### PROBLEM TO WORK ON
Without omitting anything, return the records precisely as given.

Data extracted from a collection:

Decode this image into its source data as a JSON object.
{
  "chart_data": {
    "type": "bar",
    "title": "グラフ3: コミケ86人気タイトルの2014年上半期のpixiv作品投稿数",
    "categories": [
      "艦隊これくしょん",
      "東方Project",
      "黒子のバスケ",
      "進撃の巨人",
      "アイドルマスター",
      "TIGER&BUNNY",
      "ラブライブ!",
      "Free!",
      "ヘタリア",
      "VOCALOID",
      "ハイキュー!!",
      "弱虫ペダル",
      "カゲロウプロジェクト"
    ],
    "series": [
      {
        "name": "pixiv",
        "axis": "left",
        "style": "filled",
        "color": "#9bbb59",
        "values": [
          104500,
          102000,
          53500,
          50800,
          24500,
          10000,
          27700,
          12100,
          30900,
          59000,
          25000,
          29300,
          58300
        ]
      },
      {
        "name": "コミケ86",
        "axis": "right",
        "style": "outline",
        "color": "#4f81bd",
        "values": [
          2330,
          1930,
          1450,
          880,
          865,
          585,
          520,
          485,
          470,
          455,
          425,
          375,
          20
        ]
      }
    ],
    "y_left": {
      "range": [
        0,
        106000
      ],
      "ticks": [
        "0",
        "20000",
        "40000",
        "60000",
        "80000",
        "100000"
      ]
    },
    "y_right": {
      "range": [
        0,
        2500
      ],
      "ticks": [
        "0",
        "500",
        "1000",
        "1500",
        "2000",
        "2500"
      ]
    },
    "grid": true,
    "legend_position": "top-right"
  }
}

### COMPLETED TASK
Decode this image into its source data as a JSON object.
{
  "chart_data": {
    "type": "bar",
    "title": "グラフ3: コミケ86人気タイトルの2014年上半期のpixiv作品投稿数",
    "categories": [
      "艦隊これくしょん",
      "東方Project",
      "黒子のバスケ",
      "進撃の巨人",
      "アイドルマスター",
      "TIGER&BUNNY",
      "ラブライブ!",
      "Free!",
      "ヘタリア",
      "VOCALOID",
      "ハイキュー!!",
      "弱虫ペダル",
      "カゲロウプロジェクト"
    ],
    "series": [
      {
        "name": "pixiv",
        "axis": "left",
        "style": "filled",
        "color": "#9bbb59",
        "values": [
          104500,
          102000,
          53500,
          50800,
          24500,
          10000,
          27700,
          12100,
          30900,
          59000,
          25000,
          29300,
          58300
        ]
      },
      {
        "name": "コミケ86",
        "axis": "right",
        "style": "outline",
        "color": "#4f81bd",
        "values": [
          2330,
          1930,
          1450,
          880,
          865,
          585,
          520,
          485,
          470,
          455,
          425,
          375,
          20
        ]
      }
    ],
    "y_left": {
      "range": [
        0,
        106000
      ],
      "ticks": [
        "0",
        "20000",
        "40000",
        "60000",
        "80000",
        "100000"
      ]
    },
    "y_right": {
      "range": [
        0,
        2500
      ],
      "ticks": [
        "0",
        "500",
        "1000",
        "1500",
        "2000",
        "2500"
      ]
    },
    "grid": true,
    "legend_position": "top-right"
  }
}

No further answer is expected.